◆ **WHAT THIS TASK INVOLVES**: Transcribe every line, keeping it exact.

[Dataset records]
--- begin ---

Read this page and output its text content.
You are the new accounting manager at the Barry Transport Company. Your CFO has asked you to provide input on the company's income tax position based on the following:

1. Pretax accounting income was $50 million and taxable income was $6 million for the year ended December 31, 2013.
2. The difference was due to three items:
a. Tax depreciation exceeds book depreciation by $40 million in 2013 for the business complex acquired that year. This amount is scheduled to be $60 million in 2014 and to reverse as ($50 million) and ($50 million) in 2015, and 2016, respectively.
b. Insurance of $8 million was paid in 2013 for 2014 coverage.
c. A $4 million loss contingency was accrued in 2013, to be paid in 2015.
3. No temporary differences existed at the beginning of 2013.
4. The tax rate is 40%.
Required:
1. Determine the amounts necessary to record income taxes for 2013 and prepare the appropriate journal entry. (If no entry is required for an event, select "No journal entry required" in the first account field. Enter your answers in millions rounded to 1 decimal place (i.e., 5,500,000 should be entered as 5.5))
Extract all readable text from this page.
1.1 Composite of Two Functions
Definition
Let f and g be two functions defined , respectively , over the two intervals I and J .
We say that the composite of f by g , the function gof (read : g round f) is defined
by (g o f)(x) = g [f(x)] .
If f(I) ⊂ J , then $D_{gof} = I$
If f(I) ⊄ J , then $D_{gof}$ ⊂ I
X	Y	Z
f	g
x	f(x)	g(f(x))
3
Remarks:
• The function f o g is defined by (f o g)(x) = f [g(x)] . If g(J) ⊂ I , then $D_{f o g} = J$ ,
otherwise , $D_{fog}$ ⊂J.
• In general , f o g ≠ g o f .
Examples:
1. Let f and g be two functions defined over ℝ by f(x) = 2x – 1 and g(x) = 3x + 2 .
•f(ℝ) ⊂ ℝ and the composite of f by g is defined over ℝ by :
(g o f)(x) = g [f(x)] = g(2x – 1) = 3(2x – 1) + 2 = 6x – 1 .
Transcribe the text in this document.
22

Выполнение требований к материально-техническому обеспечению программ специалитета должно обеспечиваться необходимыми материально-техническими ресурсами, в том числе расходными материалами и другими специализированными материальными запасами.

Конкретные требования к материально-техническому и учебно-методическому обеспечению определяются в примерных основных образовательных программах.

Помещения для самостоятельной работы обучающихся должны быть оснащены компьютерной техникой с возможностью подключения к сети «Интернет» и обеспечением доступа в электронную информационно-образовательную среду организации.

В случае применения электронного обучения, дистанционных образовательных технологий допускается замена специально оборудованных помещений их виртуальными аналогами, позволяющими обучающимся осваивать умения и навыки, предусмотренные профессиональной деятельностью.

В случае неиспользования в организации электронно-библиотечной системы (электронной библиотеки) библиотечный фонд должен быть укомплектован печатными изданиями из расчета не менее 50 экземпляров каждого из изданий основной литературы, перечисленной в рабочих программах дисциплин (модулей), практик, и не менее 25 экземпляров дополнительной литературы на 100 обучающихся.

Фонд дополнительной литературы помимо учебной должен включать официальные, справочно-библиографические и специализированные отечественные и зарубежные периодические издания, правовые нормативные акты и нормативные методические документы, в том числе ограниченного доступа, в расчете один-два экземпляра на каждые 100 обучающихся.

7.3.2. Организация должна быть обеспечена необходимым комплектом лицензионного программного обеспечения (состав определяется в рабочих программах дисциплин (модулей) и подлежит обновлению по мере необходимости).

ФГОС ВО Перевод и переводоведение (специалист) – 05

--- end ---

◆ **EXERCISE RESPONSE**:
Read this page and output its text content.
You are the new accounting manager at the Barry Transport Company. Your CFO has asked you to provide input on the company's income tax position based on the following:

1. Pretax accounting income was $50 million and taxable income was $6 million for the year ended December 31, 2013.
2. The difference was due to three items:
a. Tax depreciation exceeds book depreciation by $40 million in 2013 for the business complex acquired that year. This amount is scheduled to be $60 million in 2014 and to reverse as ($50 million) and ($50 million) in 2015, and 2016, respectively.
b. Insurance of $8 million was paid in 2013 for 2014 coverage.
c. A $4 million loss contingency was accrued in 2013, to be paid in 2015.
3. No temporary differences existed at the beginning of 2013.
4. The tax rate is 40%.
Required:
1. Determine the amounts necessary to record income taxes for 2013 and prepare the appropriate journal entry. (If no entry is required for an event, select "No journal entry required" in the first account field. Enter your answers in millions rounded to 1 decimal place (i.e., 5,500,000 should be entered as 5.5))
Extract all readable text from this page.
1.1 Composite of Two Functions
Definition
Let f and g be two functions defined , respectively , over the two intervals I and J .
We say that the composite of f by g , the function gof (read : g round f) is defined
by (g o f)(x) = g [f(x)] .
If f(I) ⊂ J , then $D_{gof} = I$
If f(I) ⊄ J , then $D_{gof}$ ⊂ I
X	Y	Z
f	g
x	f(x)	g(f(x))
3
Remarks:
• The function f o g is defined by (f o g)(x) = f [g(x)] . If g(J) ⊂ I , then $D_{f o g} = J$ ,
otherwise , $D_{fog}$ ⊂J.
• In general , f o g ≠ g o f .
Examples:
1. Let f and g be two functions defined over ℝ by f(x) = 2x – 1 and g(x) = 3x + 2 .
•f(ℝ) ⊂ ℝ and the composite of f by g is defined over ℝ by :
(g o f)(x) = g [f(x)] = g(2x – 1) = 3(2x – 1) + 2 = 6x – 1 .
Transcribe the text in this document.
22

Выполнение требований к материально-техническому обеспечению программ специалитета должно обеспечиваться необходимыми материально-техническими ресурсами, в том числе расходными материалами и другими специализированными материальными запасами.

Конкретные требования к материально-техническому и учебно-методическому обеспечению определяются в примерных основных образовательных программах.

Помещения для самостоятельной работы обучающихся должны быть оснащены компьютерной техникой с возможностью подключения к сети «Интернет» и обеспечением доступа в электронную информационно-образовательную среду организации.

В случае применения электронного обучения, дистанционных образовательных технологий допускается замена специально оборудованных помещений их виртуальными аналогами, позволяющими обучающимся осваивать умения и навыки, предусмотренные профессиональной деятельностью.

В случае неиспользования в организации электронно-библиотечной системы (электронной библиотеки) библиотечный фонд должен быть укомплектован печатными изданиями из расчета не менее 50 экземпляров каждого из изданий основной литературы, перечисленной в рабочих программах дисциплин (модулей), практик, и не менее 25 экземпляров дополнительной литературы на 100 обучающихся.

Фонд дополнительной литературы помимо учебной должен включать официальные, справочно-библиографические и специализированные отечественные и зарубежные периодические издания, правовые нормативные акты и нормативные методические документы, в том числе ограниченного доступа, в расчете один-два экземпляра на каждые 100 обучающихся.

7.3.2. Организация должна быть обеспечена необходимым комплектом лицензионного программного обеспечения (состав определяется в рабочих программах дисциплин (модулей) и подлежит обновлению по мере необходимости).

ФГОС ВО Перевод и переводоведение (специалист) – 05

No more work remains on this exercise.